**Aim**
Render everything in the data from the line containing "bar-tf-idf-stat-6 xyxy=(916,474,933,537)" down to the line containing "bar-kpv-5 xyxy=(764,188,782,537)", both included, as a Markdown table with the columns n and Line. Put the row number under n and the line under Line, and leave out any blank lines.

**Records**
>>>

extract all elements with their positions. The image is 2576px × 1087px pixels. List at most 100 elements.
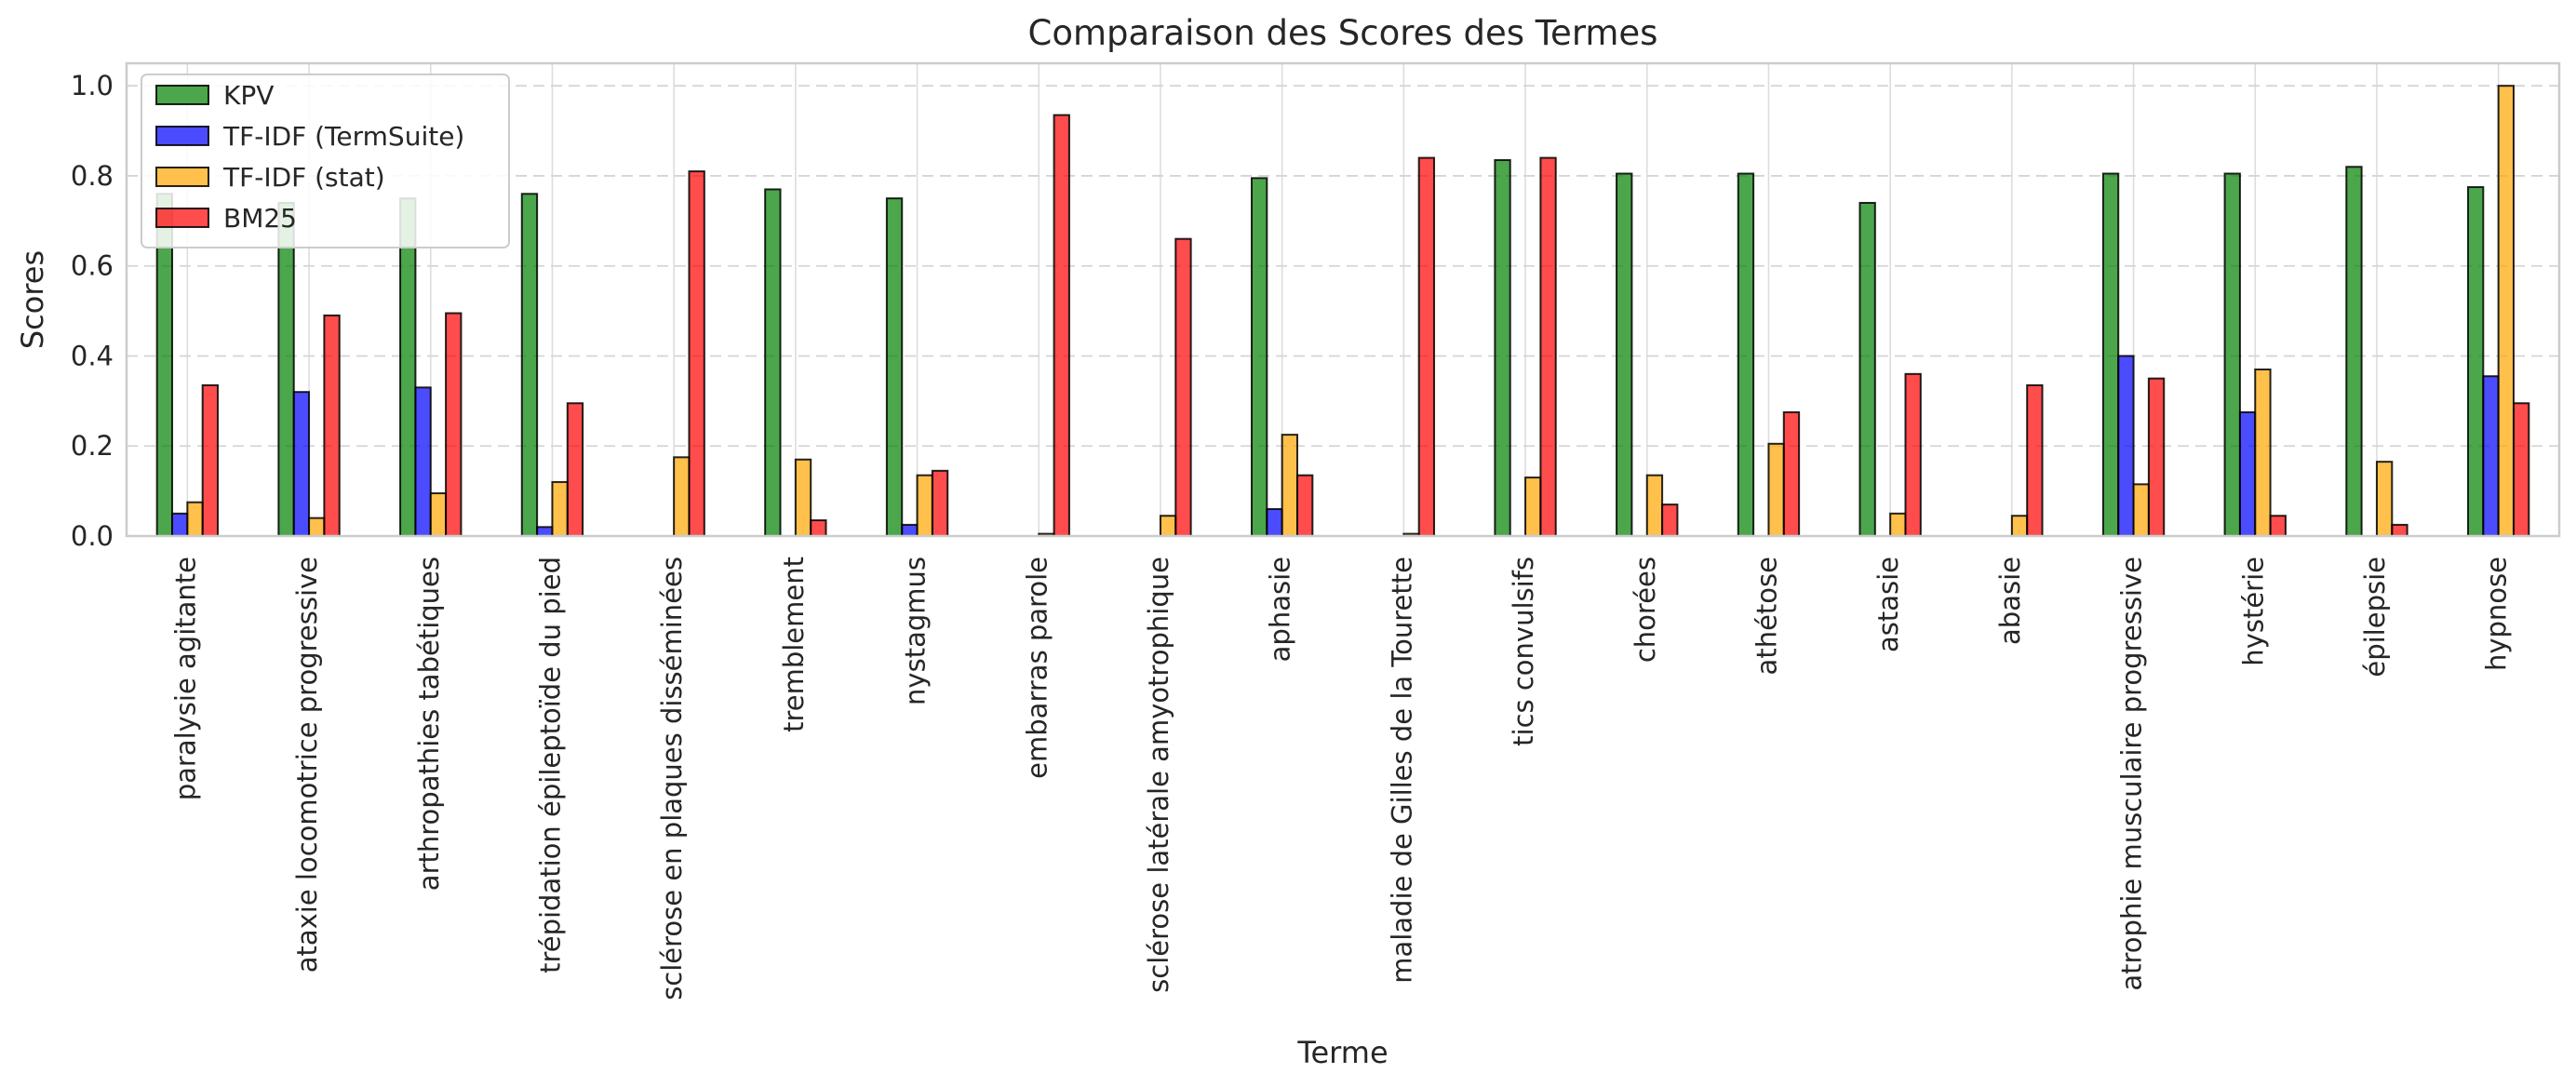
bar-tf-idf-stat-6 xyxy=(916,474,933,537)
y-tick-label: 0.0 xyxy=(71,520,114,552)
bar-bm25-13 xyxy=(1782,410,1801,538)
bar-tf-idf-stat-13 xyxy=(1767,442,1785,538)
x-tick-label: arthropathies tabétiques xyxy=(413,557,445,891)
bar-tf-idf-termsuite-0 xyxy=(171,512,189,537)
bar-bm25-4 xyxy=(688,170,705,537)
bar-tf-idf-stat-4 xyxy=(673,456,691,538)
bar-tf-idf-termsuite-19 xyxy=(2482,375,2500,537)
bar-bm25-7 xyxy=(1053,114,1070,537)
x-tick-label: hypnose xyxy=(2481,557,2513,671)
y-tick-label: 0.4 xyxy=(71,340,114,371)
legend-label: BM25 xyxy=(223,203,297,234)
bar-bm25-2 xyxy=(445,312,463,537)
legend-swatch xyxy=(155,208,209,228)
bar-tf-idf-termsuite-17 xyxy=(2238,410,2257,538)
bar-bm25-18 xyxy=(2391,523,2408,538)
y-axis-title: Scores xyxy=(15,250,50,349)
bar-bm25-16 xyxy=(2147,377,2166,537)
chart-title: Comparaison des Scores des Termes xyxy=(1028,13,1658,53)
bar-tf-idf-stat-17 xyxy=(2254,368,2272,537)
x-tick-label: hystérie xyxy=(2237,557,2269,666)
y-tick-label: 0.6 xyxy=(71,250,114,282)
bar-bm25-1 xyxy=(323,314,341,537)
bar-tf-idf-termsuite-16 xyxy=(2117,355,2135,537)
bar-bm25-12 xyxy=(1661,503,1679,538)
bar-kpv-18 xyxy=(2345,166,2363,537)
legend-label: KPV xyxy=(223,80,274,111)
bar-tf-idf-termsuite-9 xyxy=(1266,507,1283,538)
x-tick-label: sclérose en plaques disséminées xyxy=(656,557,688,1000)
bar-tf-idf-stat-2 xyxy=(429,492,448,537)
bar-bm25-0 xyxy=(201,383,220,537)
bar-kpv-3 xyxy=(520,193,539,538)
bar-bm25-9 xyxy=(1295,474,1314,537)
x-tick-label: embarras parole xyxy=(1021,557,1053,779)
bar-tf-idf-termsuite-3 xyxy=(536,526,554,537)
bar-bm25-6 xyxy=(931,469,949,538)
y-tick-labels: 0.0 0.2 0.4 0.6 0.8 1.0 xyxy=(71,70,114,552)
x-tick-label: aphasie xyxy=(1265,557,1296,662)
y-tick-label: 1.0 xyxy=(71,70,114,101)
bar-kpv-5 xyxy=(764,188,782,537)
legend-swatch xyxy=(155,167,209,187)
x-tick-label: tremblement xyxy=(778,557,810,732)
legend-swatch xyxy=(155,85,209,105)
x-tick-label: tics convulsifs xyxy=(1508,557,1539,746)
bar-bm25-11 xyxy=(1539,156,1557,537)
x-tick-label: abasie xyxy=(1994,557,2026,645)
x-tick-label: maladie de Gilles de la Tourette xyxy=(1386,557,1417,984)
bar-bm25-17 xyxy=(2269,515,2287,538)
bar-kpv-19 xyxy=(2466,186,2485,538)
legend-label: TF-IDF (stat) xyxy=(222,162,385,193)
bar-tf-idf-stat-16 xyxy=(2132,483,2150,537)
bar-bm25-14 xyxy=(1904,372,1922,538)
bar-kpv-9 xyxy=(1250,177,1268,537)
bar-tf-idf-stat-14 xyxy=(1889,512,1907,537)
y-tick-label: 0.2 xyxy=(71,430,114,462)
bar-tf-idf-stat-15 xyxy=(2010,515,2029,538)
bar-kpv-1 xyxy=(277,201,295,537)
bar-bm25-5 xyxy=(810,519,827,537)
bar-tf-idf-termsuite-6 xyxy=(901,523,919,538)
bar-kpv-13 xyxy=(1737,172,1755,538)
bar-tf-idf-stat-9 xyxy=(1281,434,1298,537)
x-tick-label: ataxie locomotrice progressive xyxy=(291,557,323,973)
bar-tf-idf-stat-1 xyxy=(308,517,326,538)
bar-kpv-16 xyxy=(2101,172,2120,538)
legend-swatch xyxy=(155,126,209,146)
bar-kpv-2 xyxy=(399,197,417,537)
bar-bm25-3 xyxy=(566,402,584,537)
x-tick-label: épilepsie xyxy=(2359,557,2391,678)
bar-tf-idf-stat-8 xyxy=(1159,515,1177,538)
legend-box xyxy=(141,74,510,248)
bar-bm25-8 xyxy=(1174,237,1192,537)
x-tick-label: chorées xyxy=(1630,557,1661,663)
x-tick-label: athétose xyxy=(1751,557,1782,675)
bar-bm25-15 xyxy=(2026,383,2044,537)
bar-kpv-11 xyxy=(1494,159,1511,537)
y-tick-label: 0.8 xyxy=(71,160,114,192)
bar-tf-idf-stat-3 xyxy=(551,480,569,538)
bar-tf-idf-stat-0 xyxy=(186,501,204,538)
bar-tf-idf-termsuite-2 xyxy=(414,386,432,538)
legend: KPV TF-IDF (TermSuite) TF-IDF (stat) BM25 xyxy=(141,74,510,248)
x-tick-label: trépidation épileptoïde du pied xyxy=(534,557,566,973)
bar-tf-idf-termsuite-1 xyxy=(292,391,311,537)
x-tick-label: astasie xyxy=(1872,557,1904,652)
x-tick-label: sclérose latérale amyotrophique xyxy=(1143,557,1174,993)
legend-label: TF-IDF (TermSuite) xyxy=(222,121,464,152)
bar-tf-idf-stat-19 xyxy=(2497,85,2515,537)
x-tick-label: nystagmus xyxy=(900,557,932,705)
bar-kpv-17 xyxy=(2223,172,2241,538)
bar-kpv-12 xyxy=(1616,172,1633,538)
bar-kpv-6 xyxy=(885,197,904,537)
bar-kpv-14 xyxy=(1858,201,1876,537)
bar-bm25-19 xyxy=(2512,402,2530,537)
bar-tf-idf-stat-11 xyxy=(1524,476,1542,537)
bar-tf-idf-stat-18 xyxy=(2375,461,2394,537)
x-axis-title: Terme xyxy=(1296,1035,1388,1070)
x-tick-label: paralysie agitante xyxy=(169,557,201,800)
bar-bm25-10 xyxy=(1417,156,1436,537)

<<<

**Worked answer**
| n | Line |
|---|---|
| 1 | bar-tf-idf-stat-6 xyxy=(916,474,933,537) |
| 2 | y-tick-label: 0.0 xyxy=(71,520,114,552) |
| 3 | bar-bm25-13 xyxy=(1782,410,1801,538) |
| 4 | bar-tf-idf-stat-13 xyxy=(1767,442,1785,538) |
| 5 | x-tick-label: arthropathies tabétiques xyxy=(413,557,445,891) |
| 6 | bar-tf-idf-termsuite-0 xyxy=(171,512,189,537) |
| 7 | bar-bm25-4 xyxy=(688,170,705,537) |
| 8 | bar-tf-idf-stat-4 xyxy=(673,456,691,538) |
| 9 | bar-tf-idf-termsuite-19 xyxy=(2482,375,2500,537) |
| 10 | bar-bm25-7 xyxy=(1053,114,1070,537) |
| 11 | x-tick-label: hypnose xyxy=(2481,557,2513,671) |
| 12 | y-tick-label: 0.4 xyxy=(71,340,114,371) |
| 13 | legend-label: BM25 xyxy=(223,203,297,234) |
| 14 | bar-bm25-2 xyxy=(445,312,463,537) |
| 15 | legend-swatch xyxy=(155,208,209,228) |
| 16 | bar-tf-idf-termsuite-17 xyxy=(2238,410,2257,538) |
| 17 | bar-bm25-18 xyxy=(2391,523,2408,538) |
| 18 | y-axis-title: Scores xyxy=(15,250,50,349) |
| 19 | bar-bm25-16 xyxy=(2147,377,2166,537) |
| 20 | chart-title: Comparaison des Scores des Termes xyxy=(1028,13,1658,53) |
| 21 | bar-tf-idf-stat-17 xyxy=(2254,368,2272,537) |
| 22 | x-tick-label: hystérie xyxy=(2237,557,2269,666) |
| 23 | y-tick-label: 0.6 xyxy=(71,250,114,282) |
| 24 | bar-bm25-1 xyxy=(323,314,341,537) |
| 25 | bar-tf-idf-termsuite-16 xyxy=(2117,355,2135,537) |
| 26 | bar-bm25-12 xyxy=(1661,503,1679,538) |
| 27 | bar-kpv-18 xyxy=(2345,166,2363,537) |
| 28 | legend-label: KPV xyxy=(223,80,274,111) |
| 29 | bar-tf-idf-termsuite-9 xyxy=(1266,507,1283,538) |
| 30 | x-tick-label: sclérose en plaques disséminées xyxy=(656,557,688,1000) |
| 31 | bar-tf-idf-stat-2 xyxy=(429,492,448,537) |
| 32 | bar-bm25-0 xyxy=(201,383,220,537) |
| 33 | bar-kpv-3 xyxy=(520,193,539,538) |
| 34 | bar-bm25-9 xyxy=(1295,474,1314,537) |
| 35 | x-tick-label: embarras parole xyxy=(1021,557,1053,779) |
| 36 | bar-tf-idf-termsuite-3 xyxy=(536,526,554,537) |
| 37 | bar-bm25-6 xyxy=(931,469,949,538) |
| 38 | y-tick-labels: 0.0 0.2 0.4 0.6 0.8 1.0 xyxy=(71,70,114,552) |
| 39 | x-tick-label: aphasie xyxy=(1265,557,1296,662) |
| 40 | y-tick-label: 1.0 xyxy=(71,70,114,101) |
| 41 | bar-kpv-5 xyxy=(764,188,782,537) |